Problem requirements:
Images are not part of the copy; write out the rest of the data exactly as given.

Material provided:
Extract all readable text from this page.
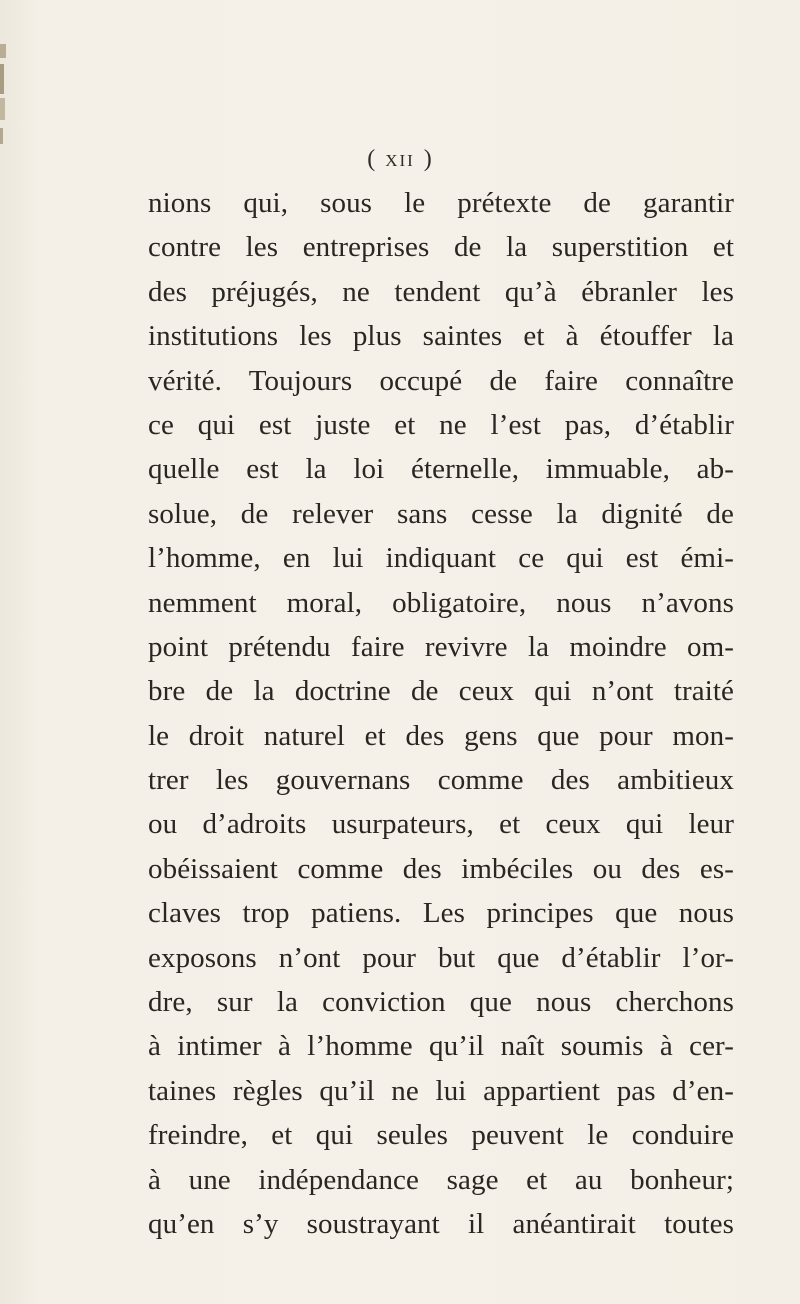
( XII )
nions qui, sous le prétexte de garantir
contre les entreprises de la superstition et
des préjugés, ne tendent qu’à ébranler les
institutions les plus saintes et à étouffer la
vérité. Toujours occupé de faire connaître
ce qui est juste et ne l’est pas, d’établir
quelle est la loi éternelle, immuable, ab-
solue, de relever sans cesse la dignité de
l’homme, en lui indiquant ce qui est émi-
nemment moral, obligatoire, nous n’avons
point prétendu faire revivre la moindre om-
bre de la doctrine de ceux qui n’ont traité
le droit naturel et des gens que pour mon-
trer les gouvernans comme des ambitieux
ou d’adroits usurpateurs, et ceux qui leur
obéissaient comme des imbéciles ou des es-
claves trop patiens. Les principes que nous
exposons n’ont pour but que d’établir l’or-
dre, sur la conviction que nous cherchons
à intimer à l’homme qu’il naît soumis à cer-
taines règles qu’il ne lui appartient pas d’en-
freindre, et qui seules peuvent le conduire
à une indépendance sage et au bonheur;
qu’en s’y soustrayant il anéantirait toutes
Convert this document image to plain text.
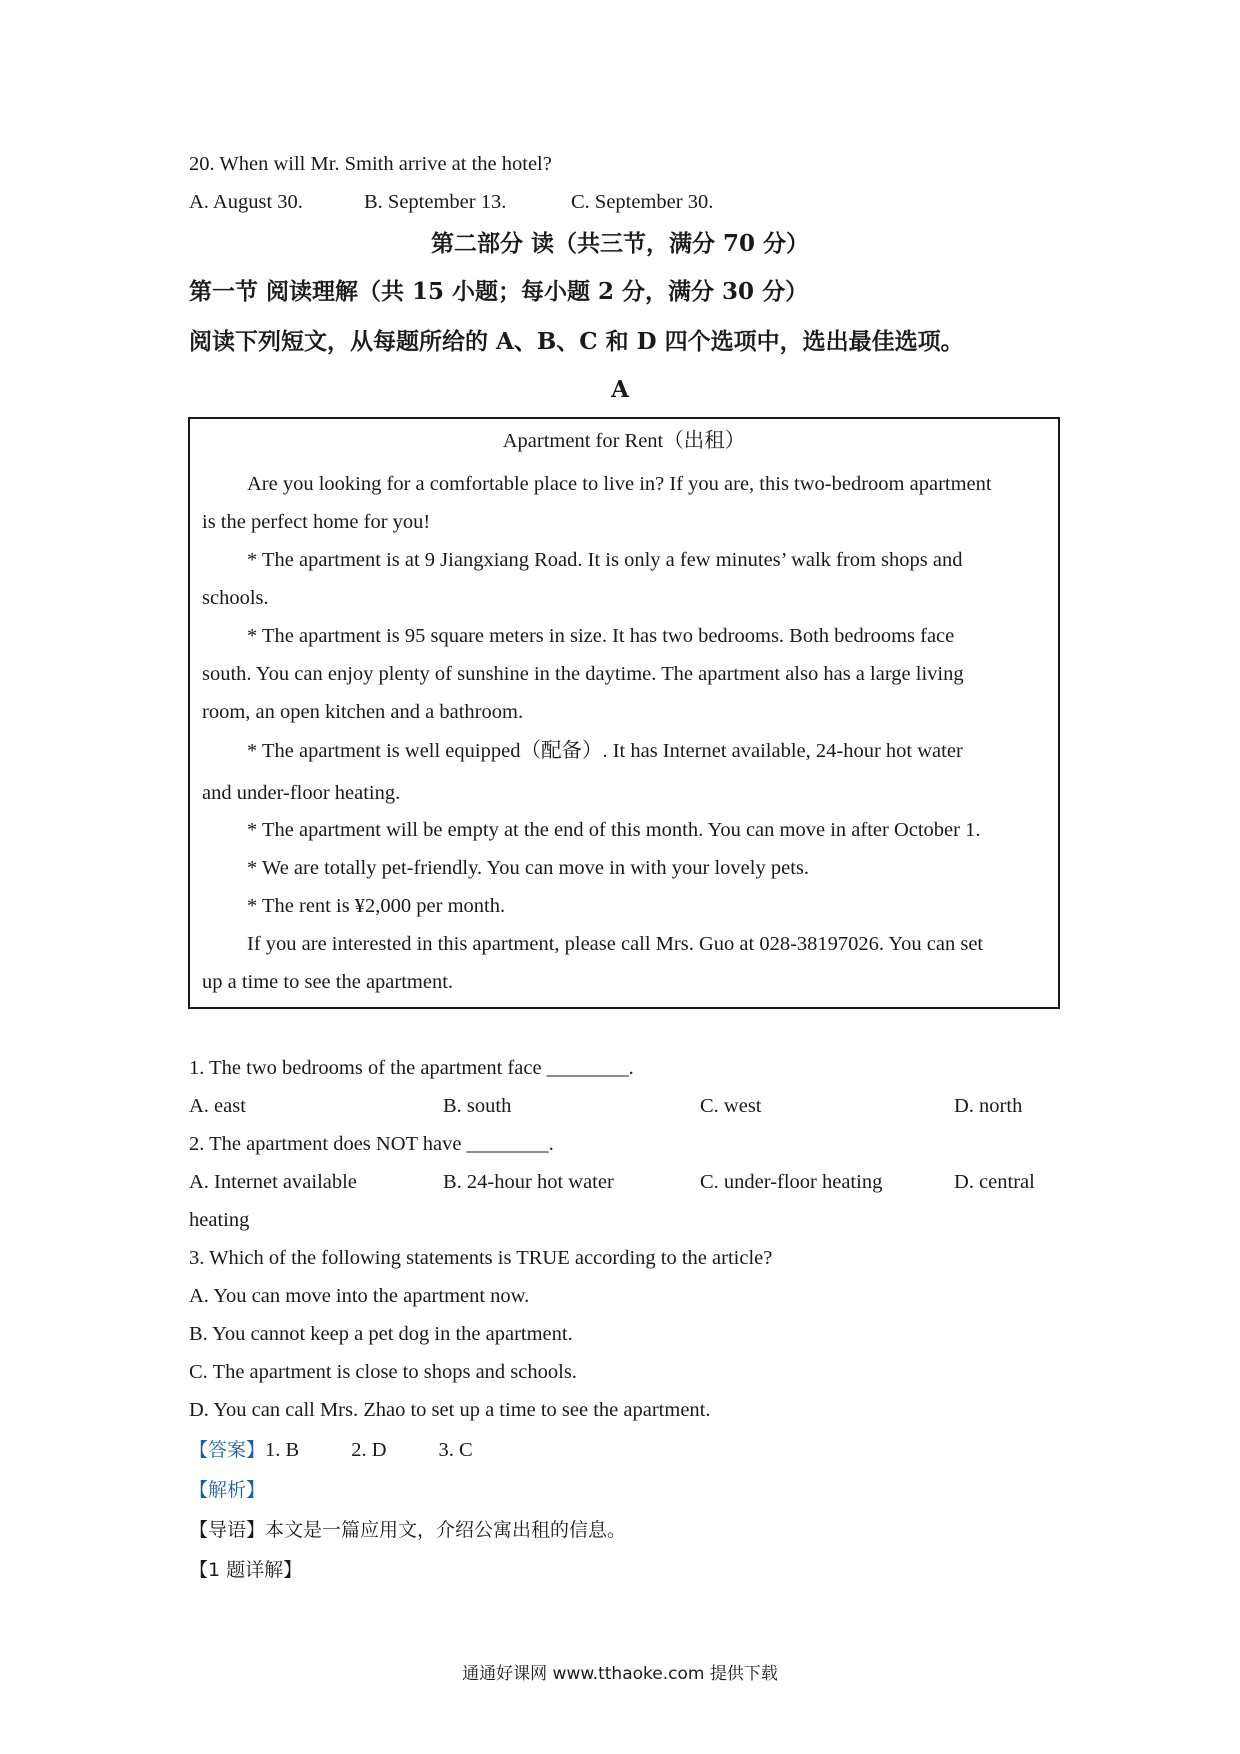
20. When will Mr. Smith arrive at the hotel?
A. August 30.	B. September 13.	C. September 30.
第二部分 读（共三节，满分 70 分）
第一节 阅读理解（共 15 小题；每小题 2 分，满分 30 分）
阅读下列短文，从每题所给的 A、B、C 和 D 四个选项中，选出最佳选项。
A
Apartment for Rent（出租）
Are you looking for a comfortable place to live in? If you are, this two-bedroom apartment
is the perfect home for you!
* The apartment is at 9 Jiangxiang Road. It is only a few minutes’ walk from shops and
schools.
* The apartment is 95 square meters in size. It has two bedrooms. Both bedrooms face
south. You can enjoy plenty of sunshine in the daytime. The apartment also has a large living
room, an open kitchen and a bathroom.
* The apartment is well equipped（配备）. It has Internet available, 24-hour hot water
and under-floor heating.
* The apartment will be empty at the end of this month. You can move in after October 1.
* We are totally pet-friendly. You can move in with your lovely pets.
* The rent is ¥2,000 per month.
If you are interested in this apartment, please call Mrs. Guo at 028-38197026. You can set
up a time to see the apartment.
1. The two bedrooms of the apartment face ________.
A. east	B. south	C. west	D. north
2. The apartment does NOT have ________.
A. Internet available	B. 24-hour hot water	C. under-floor heating	D. central
heating
3. Which of the following statements is TRUE according to the article?
A. You can move into the apartment now.
B. You cannot keep a pet dog in the apartment.
C. The apartment is close to shops and schools.
D. You can call Mrs. Zhao to set up a time to see the apartment.
【答案】1. B	2. D	3. C
【解析】
【导语】本文是一篇应用文，介绍公寓出租的信息。
【1 题详解】
通通好课网 www.tthaoke.com 提供下载
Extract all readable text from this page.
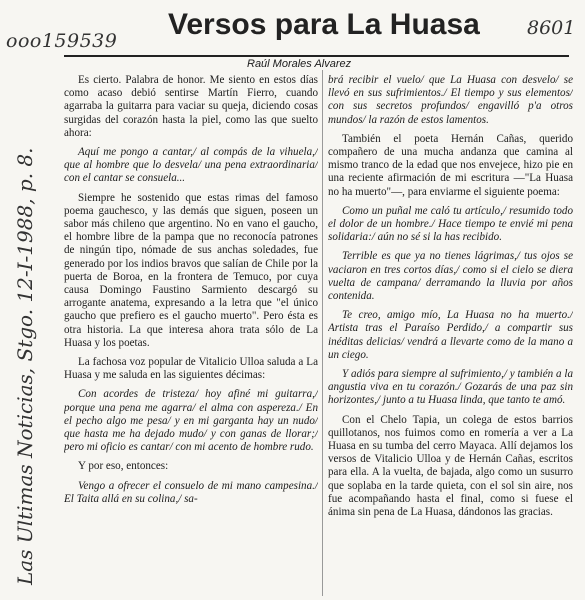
ooo159539
8601
Las Ultimas Noticias, Stgo. 12-I-1988, p. 8.
Versos para La Huasa
Raúl Morales Alvarez

Es cierto. Palabra de honor. Me siento en estos días como acaso debió sentirse Martín Fierro, cuando agarraba la guitarra para vaciar su queja, diciendo cosas surgidas del corazón hasta la piel, como las que suelto ahora:

Aquí me pongo a cantar,/ al compás de la vihuela,/ que al hombre que lo desvela/ una pena extraordinaria/ con el cantar se consuela...

Siempre he sostenido que estas rimas del famoso poema gauchesco, y las demás que siguen, poseen un sabor más chileno que argentino. No en vano el gaucho, el hombre libre de la pampa que no reconocía patrones de ningún tipo, nómade de sus anchas soledades, fue generado por los indios bravos que salían de Chile por la puerta de Boroa, en la frontera de Temuco, por cuya causa Domingo Faustino Sarmiento descargó su arrogante anatema, expresando a la letra que "el único gaucho que prefiero es el gaucho muerto". Pero ésta es otra historia. La que interesa ahora trata sólo de La Huasa y los poetas.

La fachosa voz popular de Vitalicio Ulloa saluda a La Huasa y me saluda en las siguientes décimas:

Con acordes de tristeza/ hoy afiné mi guitarra,/ porque una pena me agarra/ el alma con aspereza./ En el pecho algo me pesa/ y en mi garganta hay un nudo/ que hasta me ha dejado mudo/ y con ganas de llorar;/ pero mi oficio es cantar/ con mi acento de hombre rudo.

Y por eso, entonces:

Vengo a ofrecer el consuelo de mi mano campesina./ El Taita allá en su colina,/ sa-

brá recibir el vuelo/ que La Huasa con desvelo/ se llevó en sus sufrimientos./ El tiempo y sus elementos/ con sus secretos profundos/ engavilló p'a otros mundos/ la razón de estos lamentos.

También el poeta Hernán Cañas, querido compañero de una mucha andanza que camina al mismo tranco de la edad que nos envejece, hizo pie en una reciente afirmación de mi escritura —"La Huasa no ha muerto"—, para enviarme el siguiente poema:

Como un puñal me caló tu artículo,/ resumido todo el dolor de un hombre./ Hace tiempo te envié mi pena solidaria:/ aún no sé si la has recibido.

Terrible es que ya no tienes lágrimas,/ tus ojos se vaciaron en tres cortos días,/ como si el cielo se diera vuelta de campana/ derramando la lluvia por años contenida.

Te creo, amigo mío, La Huasa no ha muerto./ Artista tras el Paraíso Perdido,/ a compartir sus inéditas delicias/ vendrá a llevarte como de la mano a un ciego.

Y adiós para siempre al sufrimiento,/ y también a la angustia viva en tu corazón./ Gozarás de una paz sin horizontes,/ junto a tu Huasa linda, que tanto te amó.

Con el Chelo Tapia, un colega de estos barrios quillotanos, nos fuimos como en romería a ver a La Huasa en su tumba del cerro Mayaca. Allí dejamos los versos de Vitalicio Ulloa y de Hernán Cañas, escritos para ella. A la vuelta, de bajada, algo como un susurro que soplaba en la tarde quieta, con el sol sin aire, nos fue acompañando hasta el final, como si fuese el ánima sin pena de La Huasa, dándonos las gracias.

Solved exercise:
Extract all readable text from this page.
( XII )
nions qui, sous le prétexte de garantir
contre les entreprises de la superstition et
des préjugés, ne tendent qu’à ébranler les
institutions les plus saintes et à étouffer la
vérité. Toujours occupé de faire connaître
ce qui est juste et ne l’est pas, d’établir
quelle est la loi éternelle, immuable, ab-
solue, de relever sans cesse la dignité de
l’homme, en lui indiquant ce qui est émi-
nemment moral, obligatoire, nous n’avons
point prétendu faire revivre la moindre om-
bre de la doctrine de ceux qui n’ont traité
le droit naturel et des gens que pour mon-
trer les gouvernans comme des ambitieux
ou d’adroits usurpateurs, et ceux qui leur
obéissaient comme des imbéciles ou des es-
claves trop patiens. Les principes que nous
exposons n’ont pour but que d’établir l’or-
dre, sur la conviction que nous cherchons
à intimer à l’homme qu’il naît soumis à cer-
taines règles qu’il ne lui appartient pas d’en-
freindre, et qui seules peuvent le conduire
à une indépendance sage et au bonheur;
qu’en s’y soustrayant il anéantirait toutes
Convert this document image to plain text.
20. When will Mr. Smith arrive at the hotel?
A. August 30.	B. September 13.	C. September 30.
第二部分 读（共三节，满分 70 分）
第一节 阅读理解（共 15 小题；每小题 2 分，满分 30 分）
阅读下列短文，从每题所给的 A、B、C 和 D 四个选项中，选出最佳选项。
A
Apartment for Rent（出租）
Are you looking for a comfortable place to live in? If you are, this two-bedroom apartment
is the perfect home for you!
* The apartment is at 9 Jiangxiang Road. It is only a few minutes’ walk from shops and
schools.
* The apartment is 95 square meters in size. It has two bedrooms. Both bedrooms face
south. You can enjoy plenty of sunshine in the daytime. The apartment also has a large living
room, an open kitchen and a bathroom.
* The apartment is well equipped（配备）. It has Internet available, 24-hour hot water
and under-floor heating.
* The apartment will be empty at the end of this month. You can move in after October 1.
* We are totally pet-friendly. You can move in with your lovely pets.
* The rent is ¥2,000 per month.
If you are interested in this apartment, please call Mrs. Guo at 028-38197026. You can set
up a time to see the apartment.
1. The two bedrooms of the apartment face ________.
A. east	B. south	C. west	D. north
2. The apartment does NOT have ________.
A. Internet available	B. 24-hour hot water	C. under-floor heating	D. central
heating
3. Which of the following statements is TRUE according to the article?
A. You can move into the apartment now.
B. You cannot keep a pet dog in the apartment.
C. The apartment is close to shops and schools.
D. You can call Mrs. Zhao to set up a time to see the apartment.
【答案】1. B	2. D	3. C
【解析】
【导语】本文是一篇应用文，介绍公寓出租的信息。
【1 题详解】
通通好课网 www.tthaoke.com 提供下载
Extract all readable text from this page.
ooo159539
8601
Las Ultimas Noticias, Stgo. 12-I-1988, p. 8.
Versos para La Huasa
Raúl Morales Alvarez

Es cierto. Palabra de honor. Me siento en estos días como acaso debió sentirse Martín Fierro, cuando agarraba la guitarra para vaciar su queja, diciendo cosas surgidas del corazón hasta la piel, como las que suelto ahora:

Aquí me pongo a cantar,/ al compás de la vihuela,/ que al hombre que lo desvela/ una pena extraordinaria/ con el cantar se consuela...

Siempre he sostenido que estas rimas del famoso poema gauchesco, y las demás que siguen, poseen un sabor más chileno que argentino. No en vano el gaucho, el hombre libre de la pampa que no reconocía patrones de ningún tipo, nómade de sus anchas soledades, fue generado por los indios bravos que salían de Chile por la puerta de Boroa, en la frontera de Temuco, por cuya causa Domingo Faustino Sarmiento descargó su arrogante anatema, expresando a la letra que "el único gaucho que prefiero es el gaucho muerto". Pero ésta es otra historia. La que interesa ahora trata sólo de La Huasa y los poetas.

La fachosa voz popular de Vitalicio Ulloa saluda a La Huasa y me saluda en las siguientes décimas:

Con acordes de tristeza/ hoy afiné mi guitarra,/ porque una pena me agarra/ el alma con aspereza./ En el pecho algo me pesa/ y en mi garganta hay un nudo/ que hasta me ha dejado mudo/ y con ganas de llorar;/ pero mi oficio es cantar/ con mi acento de hombre rudo.

Y por eso, entonces:

Vengo a ofrecer el consuelo de mi mano campesina./ El Taita allá en su colina,/ sa-

brá recibir el vuelo/ que La Huasa con desvelo/ se llevó en sus sufrimientos./ El tiempo y sus elementos/ con sus secretos profundos/ engavilló p'a otros mundos/ la razón de estos lamentos.

También el poeta Hernán Cañas, querido compañero de una mucha andanza que camina al mismo tranco de la edad que nos envejece, hizo pie en una reciente afirmación de mi escritura —"La Huasa no ha muerto"—, para enviarme el siguiente poema:

Como un puñal me caló tu artículo,/ resumido todo el dolor de un hombre./ Hace tiempo te envié mi pena solidaria:/ aún no sé si la has recibido.

Terrible es que ya no tienes lágrimas,/ tus ojos se vaciaron en tres cortos días,/ como si el cielo se diera vuelta de campana/ derramando la lluvia por años contenida.

Te creo, amigo mío, La Huasa no ha muerto./ Artista tras el Paraíso Perdido,/ a compartir sus inéditas delicias/ vendrá a llevarte como de la mano a un ciego.

Y adiós para siempre al sufrimiento,/ y también a la angustia viva en tu corazón./ Gozarás de una paz sin horizontes,/ junto a tu Huasa linda, que tanto te amó.

Con el Chelo Tapia, un colega de estos barrios quillotanos, nos fuimos como en romería a ver a La Huasa en su tumba del cerro Mayaca. Allí dejamos los versos de Vitalicio Ulloa y de Hernán Cañas, escritos para ella. A la vuelta, de bajada, algo como un susurro que soplaba en la tarde quieta, con el sol sin aire, nos fue acompañando hasta el final, como si fuese el ánima sin pena de La Huasa, dándonos las gracias.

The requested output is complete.